◆ TO DO
Count how many lines mention the word "Vestnik". Write that number alone.

Stored records:
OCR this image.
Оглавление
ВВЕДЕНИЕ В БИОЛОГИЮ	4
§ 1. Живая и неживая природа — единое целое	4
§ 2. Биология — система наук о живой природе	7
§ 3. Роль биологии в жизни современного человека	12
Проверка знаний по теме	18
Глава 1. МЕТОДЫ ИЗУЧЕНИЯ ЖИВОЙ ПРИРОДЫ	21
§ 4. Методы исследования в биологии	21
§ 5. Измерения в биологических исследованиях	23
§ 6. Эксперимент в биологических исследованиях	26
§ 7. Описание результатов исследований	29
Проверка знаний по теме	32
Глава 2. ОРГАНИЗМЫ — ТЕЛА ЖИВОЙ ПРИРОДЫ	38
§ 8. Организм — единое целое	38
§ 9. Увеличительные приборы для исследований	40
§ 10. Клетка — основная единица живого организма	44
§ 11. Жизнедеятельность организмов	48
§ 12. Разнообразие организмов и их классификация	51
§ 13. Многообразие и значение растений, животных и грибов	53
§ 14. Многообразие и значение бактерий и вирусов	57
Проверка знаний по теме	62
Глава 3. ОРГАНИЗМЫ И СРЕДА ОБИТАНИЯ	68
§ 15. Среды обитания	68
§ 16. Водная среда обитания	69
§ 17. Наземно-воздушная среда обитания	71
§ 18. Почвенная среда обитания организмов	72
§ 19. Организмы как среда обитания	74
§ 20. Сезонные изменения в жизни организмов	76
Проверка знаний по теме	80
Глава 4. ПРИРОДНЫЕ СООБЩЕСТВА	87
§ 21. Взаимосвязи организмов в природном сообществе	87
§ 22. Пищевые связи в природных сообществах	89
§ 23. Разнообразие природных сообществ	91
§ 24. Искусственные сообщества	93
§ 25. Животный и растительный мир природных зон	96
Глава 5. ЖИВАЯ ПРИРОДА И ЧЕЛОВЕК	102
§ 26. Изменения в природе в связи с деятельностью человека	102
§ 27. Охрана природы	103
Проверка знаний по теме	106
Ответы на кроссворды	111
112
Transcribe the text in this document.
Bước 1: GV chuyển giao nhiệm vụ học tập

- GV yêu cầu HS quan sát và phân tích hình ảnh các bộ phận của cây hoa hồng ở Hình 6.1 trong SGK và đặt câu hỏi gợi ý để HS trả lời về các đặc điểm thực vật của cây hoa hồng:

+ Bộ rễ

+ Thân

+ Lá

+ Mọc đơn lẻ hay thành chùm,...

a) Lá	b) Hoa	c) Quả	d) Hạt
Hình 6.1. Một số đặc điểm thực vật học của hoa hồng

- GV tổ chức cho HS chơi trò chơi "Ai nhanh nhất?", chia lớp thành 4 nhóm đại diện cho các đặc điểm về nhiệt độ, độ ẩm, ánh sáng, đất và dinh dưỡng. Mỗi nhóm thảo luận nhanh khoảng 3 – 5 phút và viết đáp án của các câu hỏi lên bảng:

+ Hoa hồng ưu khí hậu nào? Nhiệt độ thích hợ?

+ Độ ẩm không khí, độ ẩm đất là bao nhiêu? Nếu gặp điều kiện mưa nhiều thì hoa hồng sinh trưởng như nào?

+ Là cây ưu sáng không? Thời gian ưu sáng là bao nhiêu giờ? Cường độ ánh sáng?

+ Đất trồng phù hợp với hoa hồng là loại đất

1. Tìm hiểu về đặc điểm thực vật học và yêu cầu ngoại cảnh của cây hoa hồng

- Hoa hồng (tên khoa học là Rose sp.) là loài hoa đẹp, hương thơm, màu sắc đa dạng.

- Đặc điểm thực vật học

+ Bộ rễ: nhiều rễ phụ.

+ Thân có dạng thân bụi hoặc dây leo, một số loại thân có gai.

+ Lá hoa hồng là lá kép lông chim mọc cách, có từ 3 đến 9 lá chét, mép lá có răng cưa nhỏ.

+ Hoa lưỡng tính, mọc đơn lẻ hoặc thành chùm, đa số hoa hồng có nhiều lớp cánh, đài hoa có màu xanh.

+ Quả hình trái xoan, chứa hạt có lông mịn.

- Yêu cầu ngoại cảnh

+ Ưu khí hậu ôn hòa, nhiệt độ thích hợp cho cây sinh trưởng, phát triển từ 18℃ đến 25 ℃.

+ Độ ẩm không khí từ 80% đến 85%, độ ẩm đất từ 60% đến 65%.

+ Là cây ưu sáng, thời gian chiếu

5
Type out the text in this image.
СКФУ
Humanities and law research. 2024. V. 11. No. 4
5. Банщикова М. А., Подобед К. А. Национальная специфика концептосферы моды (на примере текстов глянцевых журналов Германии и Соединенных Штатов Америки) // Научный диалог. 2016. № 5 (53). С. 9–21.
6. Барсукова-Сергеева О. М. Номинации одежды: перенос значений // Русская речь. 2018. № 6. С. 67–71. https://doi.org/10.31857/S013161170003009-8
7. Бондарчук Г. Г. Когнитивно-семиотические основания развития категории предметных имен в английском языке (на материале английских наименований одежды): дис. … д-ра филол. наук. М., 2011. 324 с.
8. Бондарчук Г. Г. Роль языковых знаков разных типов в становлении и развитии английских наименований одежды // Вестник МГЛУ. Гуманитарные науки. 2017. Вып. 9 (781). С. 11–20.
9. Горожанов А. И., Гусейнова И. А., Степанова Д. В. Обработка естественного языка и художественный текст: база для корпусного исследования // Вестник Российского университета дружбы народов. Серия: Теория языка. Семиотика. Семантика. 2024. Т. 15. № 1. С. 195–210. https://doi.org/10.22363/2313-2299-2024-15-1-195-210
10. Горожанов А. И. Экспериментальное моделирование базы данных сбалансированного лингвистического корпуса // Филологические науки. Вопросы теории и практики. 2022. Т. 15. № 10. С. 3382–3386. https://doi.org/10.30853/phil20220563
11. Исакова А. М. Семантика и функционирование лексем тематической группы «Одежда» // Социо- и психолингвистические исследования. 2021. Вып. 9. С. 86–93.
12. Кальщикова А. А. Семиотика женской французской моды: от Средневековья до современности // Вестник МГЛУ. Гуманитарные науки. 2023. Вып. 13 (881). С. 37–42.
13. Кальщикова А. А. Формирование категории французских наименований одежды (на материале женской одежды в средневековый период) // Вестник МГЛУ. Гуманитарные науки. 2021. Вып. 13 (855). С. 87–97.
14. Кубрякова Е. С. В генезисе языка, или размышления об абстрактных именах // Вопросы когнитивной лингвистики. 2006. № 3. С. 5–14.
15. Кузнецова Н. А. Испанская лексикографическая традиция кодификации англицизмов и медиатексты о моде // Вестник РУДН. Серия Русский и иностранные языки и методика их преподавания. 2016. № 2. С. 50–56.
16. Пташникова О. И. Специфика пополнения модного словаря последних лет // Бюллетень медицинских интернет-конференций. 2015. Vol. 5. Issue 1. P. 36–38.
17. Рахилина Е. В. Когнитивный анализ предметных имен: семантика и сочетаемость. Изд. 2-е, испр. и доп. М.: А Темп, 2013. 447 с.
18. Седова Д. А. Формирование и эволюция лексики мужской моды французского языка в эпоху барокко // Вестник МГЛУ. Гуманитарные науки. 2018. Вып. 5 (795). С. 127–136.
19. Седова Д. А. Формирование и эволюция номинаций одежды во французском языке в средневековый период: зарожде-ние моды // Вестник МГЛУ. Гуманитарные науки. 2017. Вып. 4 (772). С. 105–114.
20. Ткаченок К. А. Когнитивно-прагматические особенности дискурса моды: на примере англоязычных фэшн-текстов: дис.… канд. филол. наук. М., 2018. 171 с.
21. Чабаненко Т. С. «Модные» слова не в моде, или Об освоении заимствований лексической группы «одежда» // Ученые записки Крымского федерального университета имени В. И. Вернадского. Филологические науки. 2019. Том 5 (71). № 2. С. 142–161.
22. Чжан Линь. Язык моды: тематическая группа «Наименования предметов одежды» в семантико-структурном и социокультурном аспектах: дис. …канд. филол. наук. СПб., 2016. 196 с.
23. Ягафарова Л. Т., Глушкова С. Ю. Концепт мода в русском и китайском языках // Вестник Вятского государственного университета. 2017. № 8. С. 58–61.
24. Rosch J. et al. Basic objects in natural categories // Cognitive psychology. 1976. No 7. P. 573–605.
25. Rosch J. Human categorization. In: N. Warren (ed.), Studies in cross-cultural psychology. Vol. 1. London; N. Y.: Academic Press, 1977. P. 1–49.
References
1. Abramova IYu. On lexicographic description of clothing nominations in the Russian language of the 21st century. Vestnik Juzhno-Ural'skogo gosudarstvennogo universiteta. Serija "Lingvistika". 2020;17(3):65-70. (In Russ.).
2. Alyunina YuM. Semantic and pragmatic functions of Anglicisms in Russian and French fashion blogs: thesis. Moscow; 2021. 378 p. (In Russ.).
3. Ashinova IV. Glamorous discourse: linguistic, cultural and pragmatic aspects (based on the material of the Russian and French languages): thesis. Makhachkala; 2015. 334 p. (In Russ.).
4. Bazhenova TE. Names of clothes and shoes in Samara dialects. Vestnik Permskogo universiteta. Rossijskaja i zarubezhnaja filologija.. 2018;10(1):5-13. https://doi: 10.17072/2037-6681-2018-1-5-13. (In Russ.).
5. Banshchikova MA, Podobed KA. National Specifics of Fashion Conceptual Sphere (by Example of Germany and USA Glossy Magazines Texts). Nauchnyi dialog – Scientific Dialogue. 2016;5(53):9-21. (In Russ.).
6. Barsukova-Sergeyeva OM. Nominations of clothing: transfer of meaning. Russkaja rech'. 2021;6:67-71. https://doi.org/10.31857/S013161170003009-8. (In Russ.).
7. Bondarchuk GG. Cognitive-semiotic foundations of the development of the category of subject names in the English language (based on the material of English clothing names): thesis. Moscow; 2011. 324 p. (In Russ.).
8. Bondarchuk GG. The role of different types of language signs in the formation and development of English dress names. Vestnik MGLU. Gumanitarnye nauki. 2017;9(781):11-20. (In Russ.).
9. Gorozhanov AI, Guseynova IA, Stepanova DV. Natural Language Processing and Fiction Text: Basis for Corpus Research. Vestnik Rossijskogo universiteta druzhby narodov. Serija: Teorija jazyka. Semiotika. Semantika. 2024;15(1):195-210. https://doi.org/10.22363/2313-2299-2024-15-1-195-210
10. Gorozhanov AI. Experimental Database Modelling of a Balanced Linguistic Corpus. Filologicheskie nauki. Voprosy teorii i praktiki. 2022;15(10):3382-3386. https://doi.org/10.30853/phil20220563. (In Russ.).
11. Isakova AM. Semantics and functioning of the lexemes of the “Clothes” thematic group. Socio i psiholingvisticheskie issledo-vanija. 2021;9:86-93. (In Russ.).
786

◆ WRITTEN SOLUTION
4